Given instruction ▸ Copy each line below that includes "number".

Task material ▸
- - - -
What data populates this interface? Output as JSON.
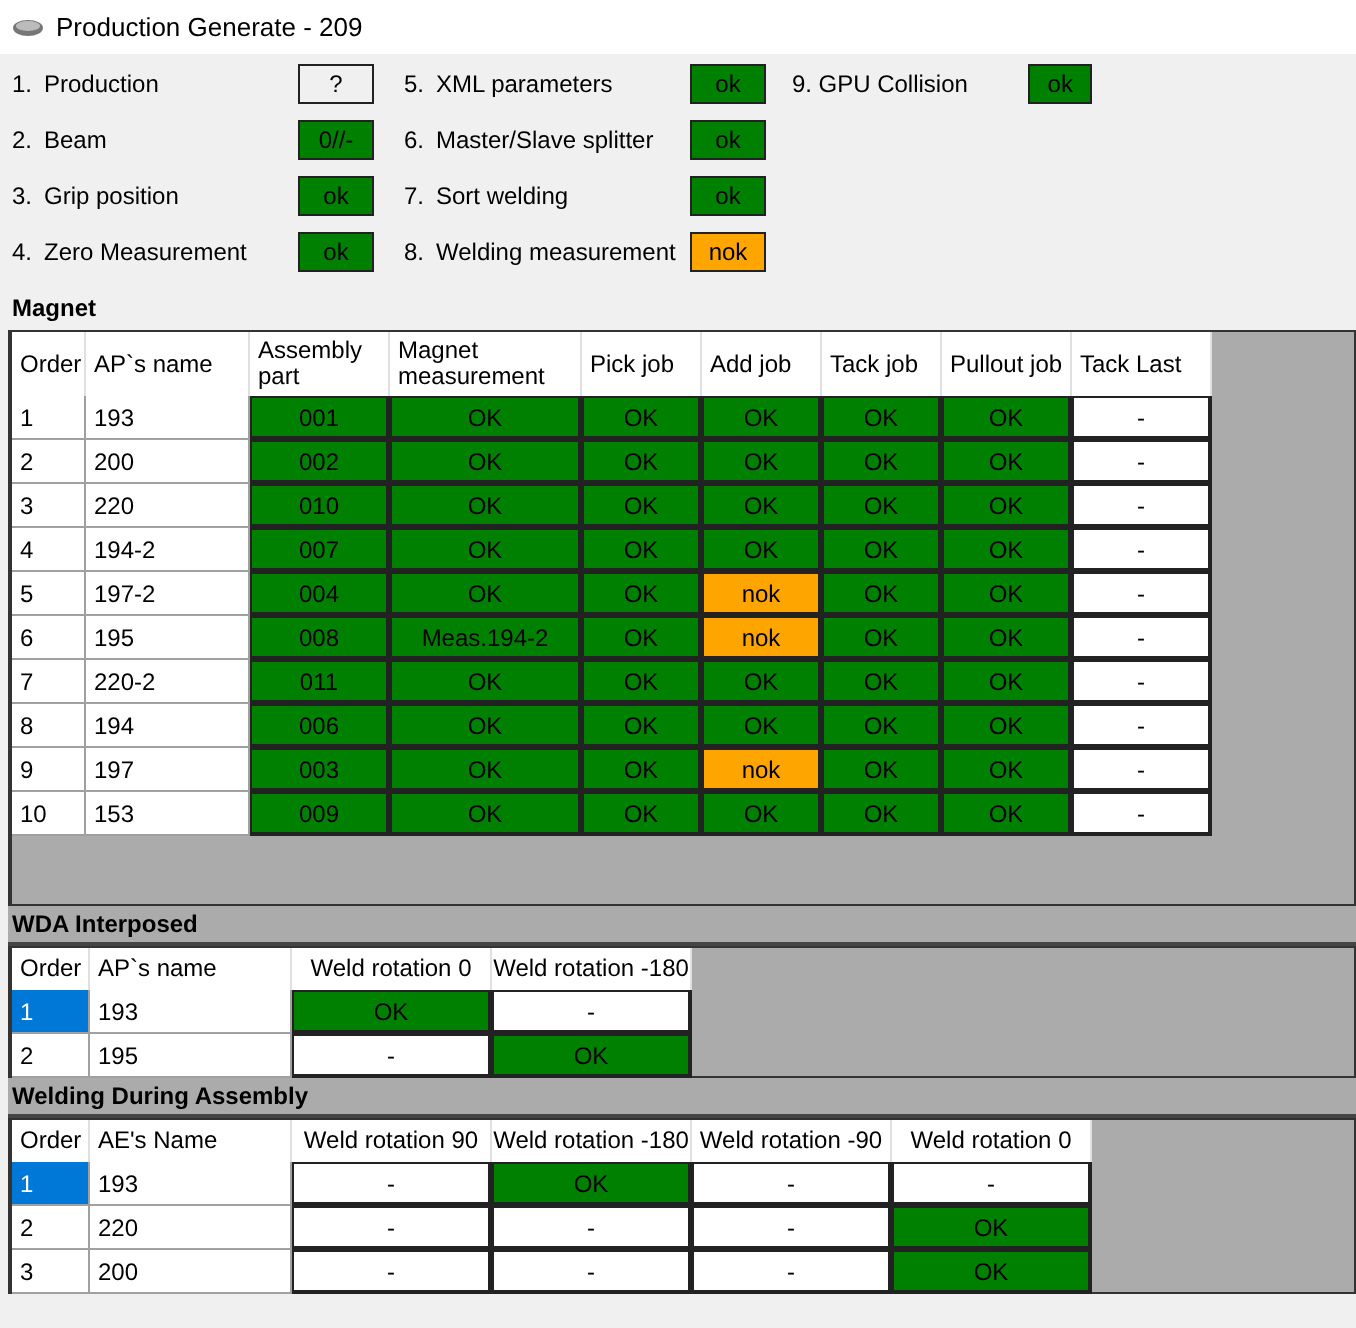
{
  "window": {
    "title": "Production Generate - 209"
  },
  "checks": [
    {
      "number": "1.",
      "label": "Production",
      "value": "?",
      "color": "#f0f0f0"
    },
    {
      "number": "2.",
      "label": "Beam",
      "value": "0//-",
      "color": "#008000"
    },
    {
      "number": "3.",
      "label": "Grip position",
      "value": "ok",
      "color": "#008000"
    },
    {
      "number": "4.",
      "label": "Zero Measurement",
      "value": "ok",
      "color": "#008000"
    },
    {
      "number": "5.",
      "label": "XML parameters",
      "value": "ok",
      "color": "#008000"
    },
    {
      "number": "6.",
      "label": "Master/Slave splitter",
      "value": "ok",
      "color": "#008000"
    },
    {
      "number": "7.",
      "label": "Sort welding",
      "value": "ok",
      "color": "#008000"
    },
    {
      "number": "8.",
      "label": "Welding measurement",
      "value": "nok",
      "color": "#ffa500"
    },
    {
      "number": "9.",
      "label": "GPU Collision",
      "value": "ok",
      "color": "#008000"
    }
  ],
  "sections": [
    {
      "title": "Magnet",
      "columns": [
        "Order",
        "AP`s name",
        "Assembly part",
        "Magnet measurement",
        "Pick job",
        "Add job",
        "Tack job",
        "Pullout job",
        "Tack Last"
      ],
      "rows": [
        {
          "selected": false,
          "cells": [
            {
              "text": "1"
            },
            {
              "text": "193"
            },
            {
              "text": "001",
              "color": "#008000"
            },
            {
              "text": "OK",
              "color": "#008000"
            },
            {
              "text": "OK",
              "color": "#008000"
            },
            {
              "text": "OK",
              "color": "#008000"
            },
            {
              "text": "OK",
              "color": "#008000"
            },
            {
              "text": "OK",
              "color": "#008000"
            },
            {
              "text": "-",
              "color": "#ffffff"
            }
          ]
        },
        {
          "selected": false,
          "cells": [
            {
              "text": "2"
            },
            {
              "text": "200"
            },
            {
              "text": "002",
              "color": "#008000"
            },
            {
              "text": "OK",
              "color": "#008000"
            },
            {
              "text": "OK",
              "color": "#008000"
            },
            {
              "text": "OK",
              "color": "#008000"
            },
            {
              "text": "OK",
              "color": "#008000"
            },
            {
              "text": "OK",
              "color": "#008000"
            },
            {
              "text": "-",
              "color": "#ffffff"
            }
          ]
        },
        {
          "selected": false,
          "cells": [
            {
              "text": "3"
            },
            {
              "text": "220"
            },
            {
              "text": "010",
              "color": "#008000"
            },
            {
              "text": "OK",
              "color": "#008000"
            },
            {
              "text": "OK",
              "color": "#008000"
            },
            {
              "text": "OK",
              "color": "#008000"
            },
            {
              "text": "OK",
              "color": "#008000"
            },
            {
              "text": "OK",
              "color": "#008000"
            },
            {
              "text": "-",
              "color": "#ffffff"
            }
          ]
        },
        {
          "selected": false,
          "cells": [
            {
              "text": "4"
            },
            {
              "text": "194-2"
            },
            {
              "text": "007",
              "color": "#008000"
            },
            {
              "text": "OK",
              "color": "#008000"
            },
            {
              "text": "OK",
              "color": "#008000"
            },
            {
              "text": "OK",
              "color": "#008000"
            },
            {
              "text": "OK",
              "color": "#008000"
            },
            {
              "text": "OK",
              "color": "#008000"
            },
            {
              "text": "-",
              "color": "#ffffff"
            }
          ]
        },
        {
          "selected": false,
          "cells": [
            {
              "text": "5"
            },
            {
              "text": "197-2"
            },
            {
              "text": "004",
              "color": "#008000"
            },
            {
              "text": "OK",
              "color": "#008000"
            },
            {
              "text": "OK",
              "color": "#008000"
            },
            {
              "text": "nok",
              "color": "#ffa500"
            },
            {
              "text": "OK",
              "color": "#008000"
            },
            {
              "text": "OK",
              "color": "#008000"
            },
            {
              "text": "-",
              "color": "#ffffff"
            }
          ]
        },
        {
          "selected": false,
          "cells": [
            {
              "text": "6"
            },
            {
              "text": "195"
            },
            {
              "text": "008",
              "color": "#008000"
            },
            {
              "text": "Meas.194-2",
              "color": "#008000"
            },
            {
              "text": "OK",
              "color": "#008000"
            },
            {
              "text": "nok",
              "color": "#ffa500"
            },
            {
              "text": "OK",
              "color": "#008000"
            },
            {
              "text": "OK",
              "color": "#008000"
            },
            {
              "text": "-",
              "color": "#ffffff"
            }
          ]
        },
        {
          "selected": false,
          "cells": [
            {
              "text": "7"
            },
            {
              "text": "220-2"
            },
            {
              "text": "011",
              "color": "#008000"
            },
            {
              "text": "OK",
              "color": "#008000"
            },
            {
              "text": "OK",
              "color": "#008000"
            },
            {
              "text": "OK",
              "color": "#008000"
            },
            {
              "text": "OK",
              "color": "#008000"
            },
            {
              "text": "OK",
              "color": "#008000"
            },
            {
              "text": "-",
              "color": "#ffffff"
            }
          ]
        },
        {
          "selected": false,
          "cells": [
            {
              "text": "8"
            },
            {
              "text": "194"
            },
            {
              "text": "006",
              "color": "#008000"
            },
            {
              "text": "OK",
              "color": "#008000"
            },
            {
              "text": "OK",
              "color": "#008000"
            },
            {
              "text": "OK",
              "color": "#008000"
            },
            {
              "text": "OK",
              "color": "#008000"
            },
            {
              "text": "OK",
              "color": "#008000"
            },
            {
              "text": "-",
              "color": "#ffffff"
            }
          ]
        },
        {
          "selected": false,
          "cells": [
            {
              "text": "9"
            },
            {
              "text": "197"
            },
            {
              "text": "003",
              "color": "#008000"
            },
            {
              "text": "OK",
              "color": "#008000"
            },
            {
              "text": "OK",
              "color": "#008000"
            },
            {
              "text": "nok",
              "color": "#ffa500"
            },
            {
              "text": "OK",
              "color": "#008000"
            },
            {
              "text": "OK",
              "color": "#008000"
            },
            {
              "text": "-",
              "color": "#ffffff"
            }
          ]
        },
        {
          "selected": false,
          "cells": [
            {
              "text": "10"
            },
            {
              "text": "153"
            },
            {
              "text": "009",
              "color": "#008000"
            },
            {
              "text": "OK",
              "color": "#008000"
            },
            {
              "text": "OK",
              "color": "#008000"
            },
            {
              "text": "OK",
              "color": "#008000"
            },
            {
              "text": "OK",
              "color": "#008000"
            },
            {
              "text": "OK",
              "color": "#008000"
            },
            {
              "text": "-",
              "color": "#ffffff"
            }
          ]
        }
      ]
    },
    {
      "title": "WDA Interposed",
      "columns": [
        "Order",
        "AP`s name",
        "Weld rotation 0",
        "Weld rotation -180"
      ],
      "rows": [
        {
          "selected": true,
          "cells": [
            {
              "text": "1"
            },
            {
              "text": "193"
            },
            {
              "text": "OK",
              "color": "#008000"
            },
            {
              "text": "-",
              "color": "#ffffff"
            }
          ]
        },
        {
          "selected": false,
          "cells": [
            {
              "text": "2"
            },
            {
              "text": "195"
            },
            {
              "text": "-",
              "color": "#ffffff"
            },
            {
              "text": "OK",
              "color": "#008000"
            }
          ]
        }
      ]
    },
    {
      "title": "Welding During Assembly",
      "columns": [
        "Order",
        "AE's Name",
        "Weld rotation 90",
        "Weld rotation -180",
        "Weld rotation -90",
        "Weld rotation 0"
      ],
      "rows": [
        {
          "selected": true,
          "cells": [
            {
              "text": "1"
            },
            {
              "text": "193"
            },
            {
              "text": "-",
              "color": "#ffffff"
            },
            {
              "text": "OK",
              "color": "#008000"
            },
            {
              "text": "-",
              "color": "#ffffff"
            },
            {
              "text": "-",
              "color": "#ffffff"
            }
          ]
        },
        {
          "selected": false,
          "cells": [
            {
              "text": "2"
            },
            {
              "text": "220"
            },
            {
              "text": "-",
              "color": "#ffffff"
            },
            {
              "text": "-",
              "color": "#ffffff"
            },
            {
              "text": "-",
              "color": "#ffffff"
            },
            {
              "text": "OK",
              "color": "#008000"
            }
          ]
        },
        {
          "selected": false,
          "cells": [
            {
              "text": "3"
            },
            {
              "text": "200"
            },
            {
              "text": "-",
              "color": "#ffffff"
            },
            {
              "text": "-",
              "color": "#ffffff"
            },
            {
              "text": "-",
              "color": "#ffffff"
            },
            {
              "text": "OK",
              "color": "#008000"
            }
          ]
        }
      ]
    }
  ]
}
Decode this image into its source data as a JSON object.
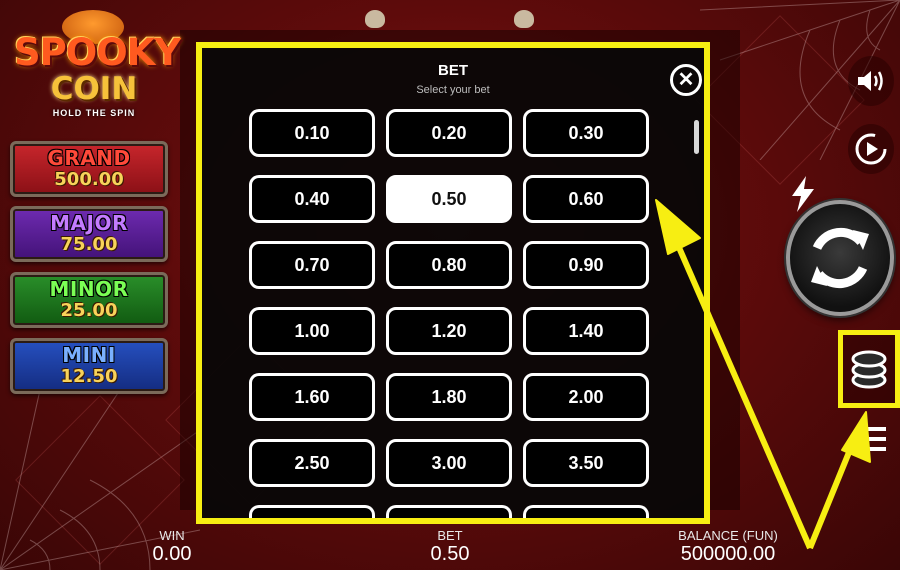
{
  "logo": {
    "title": "SPOOKY",
    "coin": "COIN",
    "subtitle": "HOLD THE SPIN"
  },
  "jackpots": [
    {
      "name": "GRAND",
      "value": "500.00",
      "color": "#b81b22",
      "name_color": "#ff4a3a"
    },
    {
      "name": "MAJOR",
      "value": "75.00",
      "color": "#5e1f9e",
      "name_color": "#c47cff"
    },
    {
      "name": "MINOR",
      "value": "25.00",
      "color": "#1d7a1d",
      "name_color": "#7bff55"
    },
    {
      "name": "MINI",
      "value": "12.50",
      "color": "#1c3fa8",
      "name_color": "#7ab0ff"
    }
  ],
  "bet_modal": {
    "title": "BET",
    "subtitle": "Select your bet",
    "selected": "0.50",
    "options": [
      "0.10",
      "0.20",
      "0.30",
      "0.40",
      "0.50",
      "0.60",
      "0.70",
      "0.80",
      "0.90",
      "1.00",
      "1.20",
      "1.40",
      "1.60",
      "1.80",
      "2.00",
      "2.50",
      "3.00",
      "3.50"
    ],
    "close_icon": "close-icon"
  },
  "controls": {
    "sound_icon": "speaker-icon",
    "autoplay_icon": "autoplay-icon",
    "turbo_icon": "lightning-icon",
    "spin_icon": "spin-arrows-icon",
    "bet_icon": "coin-stack-icon",
    "menu_icon": "menu-icon"
  },
  "info": {
    "win_label": "WIN",
    "win_value": "0.00",
    "bet_label": "BET",
    "bet_value": "0.50",
    "balance_label": "BALANCE (FUN)",
    "balance_value": "500000.00"
  },
  "colors": {
    "highlight": "#f7ee12",
    "background": "#6b0d0d",
    "jackpot_value": "#f8d35a"
  }
}
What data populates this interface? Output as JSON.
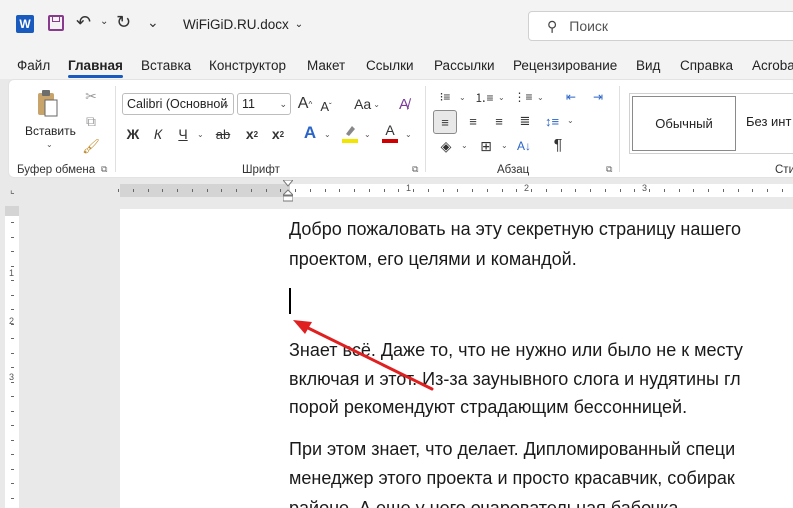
- - - -
Reply to the task ▸
      "number": "1.",
      "number": "2.",
      "number": "3.",
      "number": "4.",
      "number": "5.",
      "number": "6.",
      "number": "7.",
      "number": "8.",
      "number": "9.",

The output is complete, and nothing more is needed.